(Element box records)
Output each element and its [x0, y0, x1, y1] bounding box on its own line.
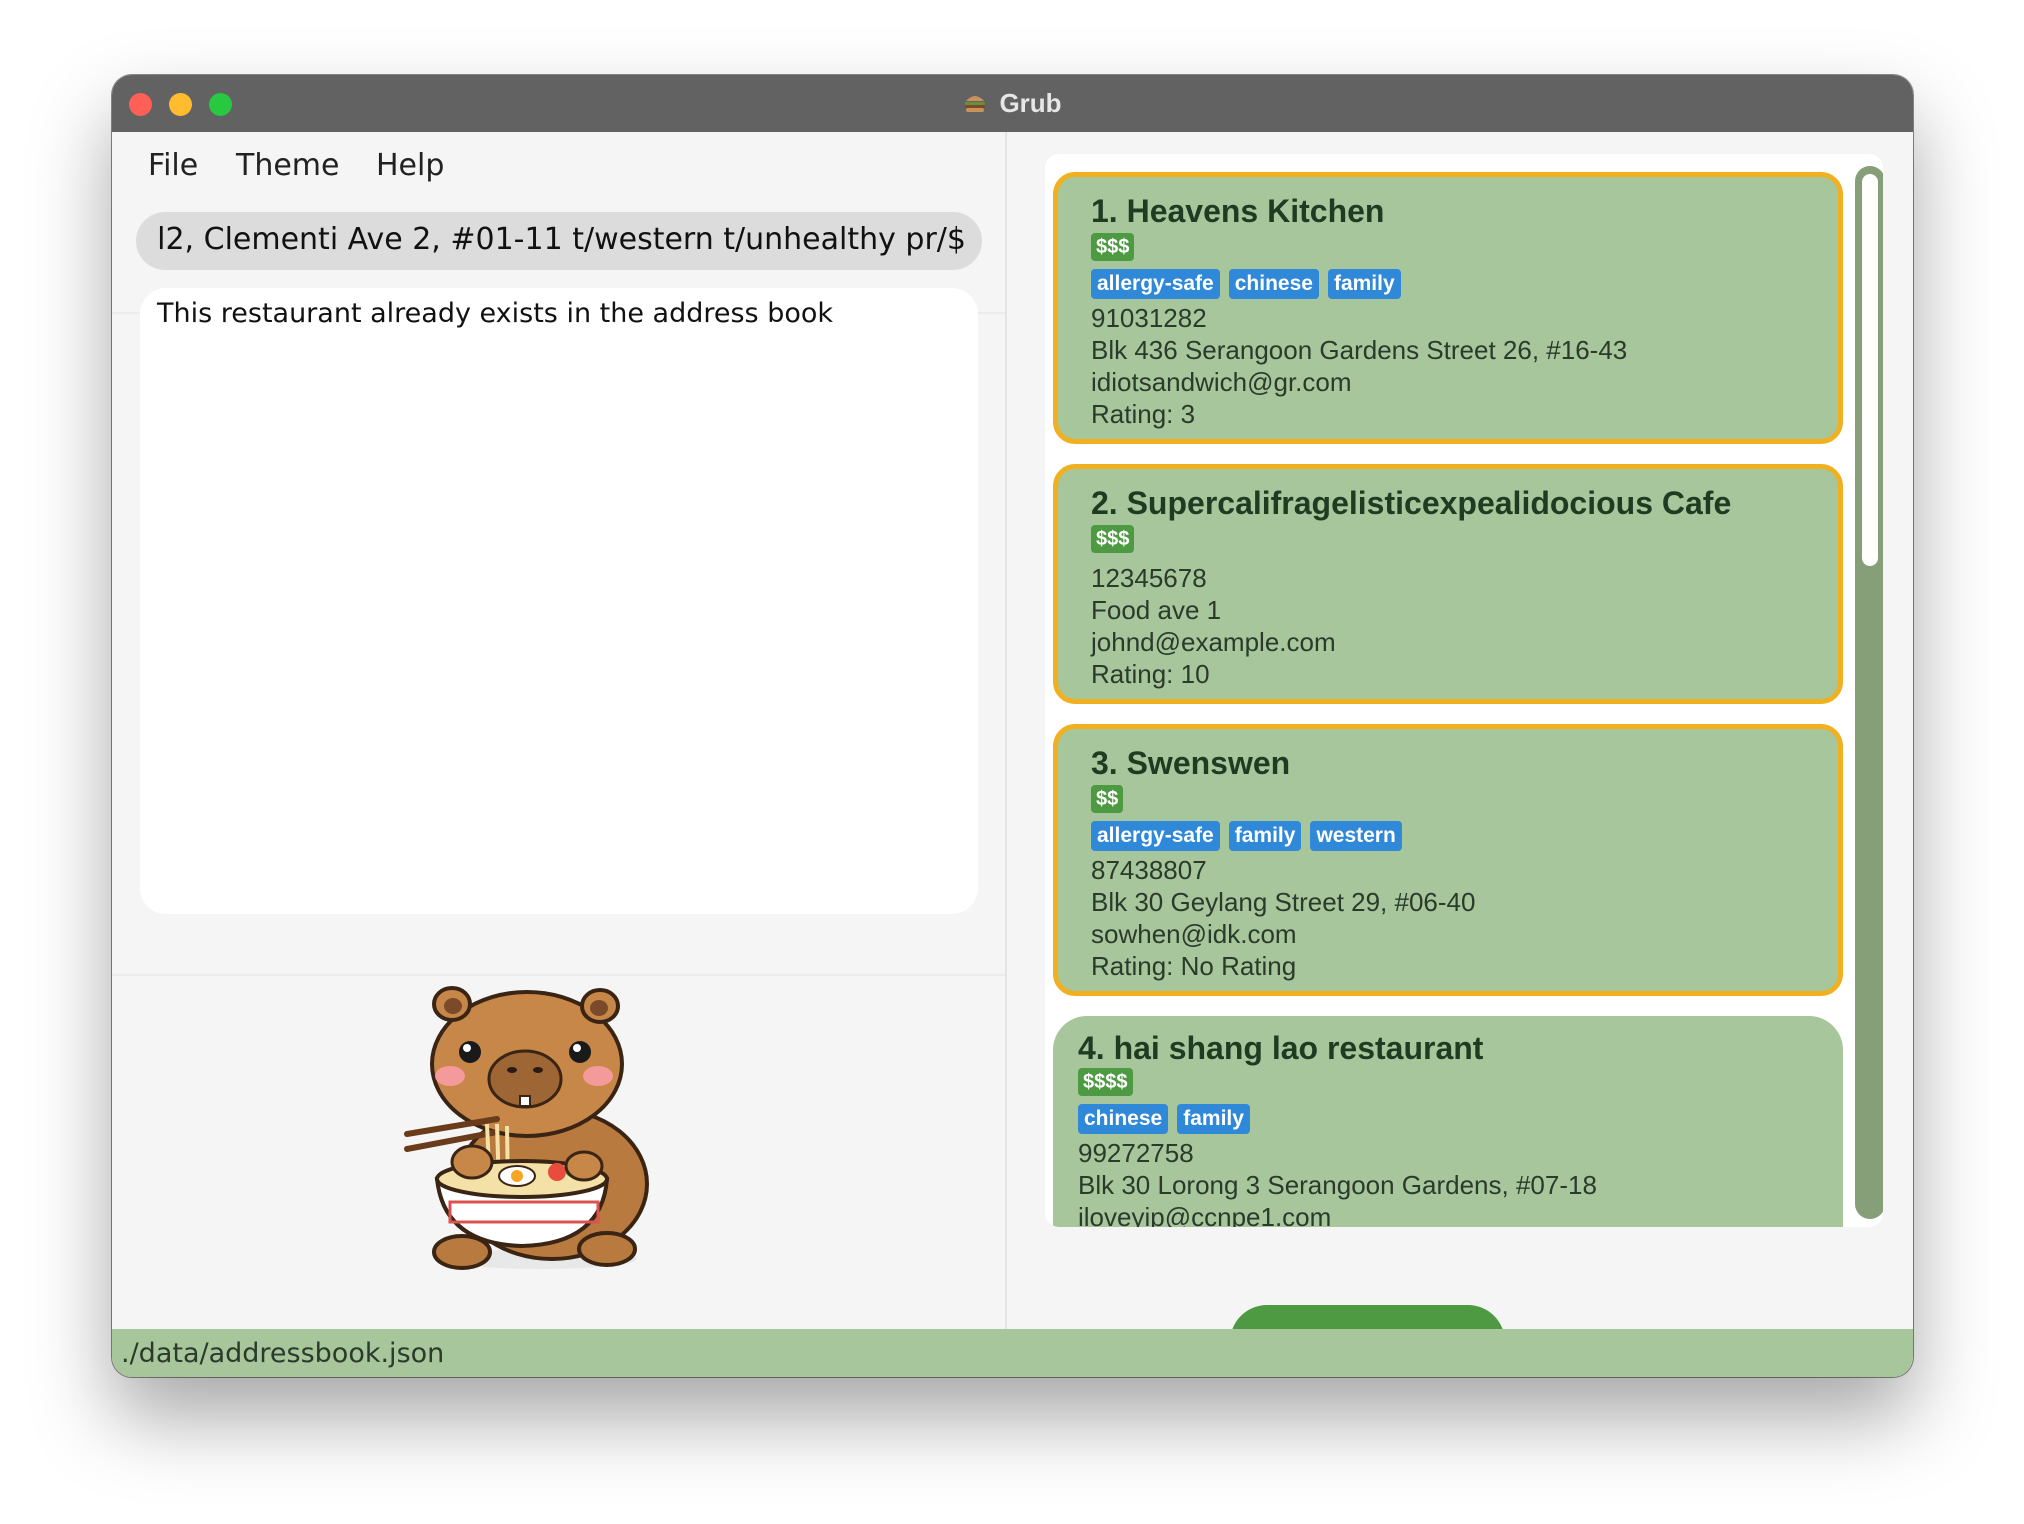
restaurant-address: Blk 30 Lorong 3 Serangoon Gardens, #07-1…	[1078, 1170, 1597, 1200]
scrollbar-thumb[interactable]	[1862, 174, 1878, 566]
menu-file[interactable]: File	[148, 148, 198, 183]
app-window: Grub File Theme Help l2, Clementi Ave 2,…	[112, 75, 1913, 1377]
left-pane: File Theme Help l2, Clementi Ave 2, #01-…	[112, 132, 1005, 1329]
tag-badge: chinese	[1078, 1104, 1169, 1134]
command-input-text: l2, Clementi Ave 2, #01-11 t/western t/u…	[157, 222, 966, 257]
restaurant-phone: 87438807	[1091, 855, 1207, 885]
restaurant-card[interactable]: 3. Swenswen $$ allergy-safe family weste…	[1053, 724, 1843, 996]
price-badge: $$	[1091, 785, 1124, 813]
tag-list: allergy-safe family western	[1091, 821, 1402, 851]
result-display[interactable]: This restaurant already exists in the ad…	[140, 288, 978, 914]
tag-badge: allergy-safe	[1091, 269, 1220, 299]
burger-icon	[965, 96, 986, 112]
tag-badge: chinese	[1228, 269, 1319, 299]
restaurant-rating: Rating: 10	[1091, 659, 1210, 689]
restaurant-name: 3. Swenswen	[1091, 745, 1291, 781]
restaurant-name: 4. hai shang lao restaurant	[1078, 1030, 1484, 1066]
restaurant-email: iloveyip@ccnpe1.com	[1078, 1202, 1332, 1227]
restaurant-rating: Rating: No Rating	[1091, 951, 1297, 981]
restaurant-phone: 99272758	[1078, 1138, 1194, 1168]
restaurant-address: Food ave 1	[1091, 595, 1222, 625]
menu-theme[interactable]: Theme	[236, 148, 339, 183]
tag-badge: family	[1177, 1104, 1250, 1134]
tag-badge: family	[1228, 821, 1302, 851]
menu-help[interactable]: Help	[376, 148, 444, 183]
tag-badge: western	[1310, 821, 1402, 851]
tag-badge: allergy-safe	[1091, 821, 1220, 851]
tag-list: allergy-safe chinese family	[1091, 269, 1401, 299]
right-pane: 1. Heavens Kitchen $$$ allergy-safe chin…	[1007, 132, 1913, 1377]
price-badge: $$$	[1091, 233, 1135, 261]
restaurant-phone: 12345678	[1091, 563, 1207, 593]
restaurant-name: 1. Heavens Kitchen	[1091, 193, 1385, 229]
restaurant-email: sowhen@idk.com	[1091, 919, 1297, 949]
result-message: This restaurant already exists in the ad…	[157, 298, 834, 329]
tag-badge: family	[1327, 269, 1401, 299]
data-file-path: ./data/addressbook.json	[121, 1338, 445, 1369]
restaurant-address: Blk 436 Serangoon Gardens Street 26, #16…	[1091, 335, 1628, 365]
command-input[interactable]: l2, Clementi Ave 2, #01-11 t/western t/u…	[136, 212, 982, 270]
restaurant-address: Blk 30 Geylang Street 29, #06-40	[1091, 887, 1476, 917]
window-title: Grub	[112, 88, 1913, 119]
restaurant-card[interactable]: 1. Heavens Kitchen $$$ allergy-safe chin…	[1053, 172, 1843, 444]
window-title-text: Grub	[999, 88, 1062, 118]
restaurant-card[interactable]: 4. hai shang lao restaurant $$$$ chinese…	[1053, 1016, 1843, 1227]
price-badge: $$$	[1091, 525, 1135, 553]
capybara-mascot-image	[404, 986, 649, 1270]
restaurant-list[interactable]: 1. Heavens Kitchen $$$ allergy-safe chin…	[1045, 154, 1883, 1227]
menu-bar: File Theme Help	[112, 132, 1005, 192]
price-badge: $$$$	[1078, 1068, 1133, 1096]
mascot-area	[112, 974, 1005, 1329]
restaurant-phone: 91031282	[1091, 303, 1207, 333]
restaurant-email: idiotsandwich@gr.com	[1091, 367, 1352, 397]
status-bar: ./data/addressbook.json	[112, 1329, 1913, 1377]
restaurant-card[interactable]: 2. Supercalifragelisticexpealidocious Ca…	[1053, 464, 1843, 704]
restaurant-rating: Rating: 3	[1091, 399, 1196, 429]
title-bar: Grub	[112, 75, 1913, 133]
list-scrollbar[interactable]	[1855, 166, 1883, 1219]
tag-list: chinese family	[1078, 1104, 1250, 1134]
restaurant-email: johnd@example.com	[1091, 627, 1336, 657]
restaurant-name: 2. Supercalifragelisticexpealidocious Ca…	[1091, 485, 1732, 521]
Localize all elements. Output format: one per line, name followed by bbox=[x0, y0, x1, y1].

PROBLEM DETAILS:
Select each line of the listing that contains the string "json", with case counting toward the match.

TASK SOLUTION:
data-file-path: ./data/addressbook.json	[121, 1338, 445, 1369]
status-bar: ./data/addressbook.json	[112, 1329, 1913, 1377]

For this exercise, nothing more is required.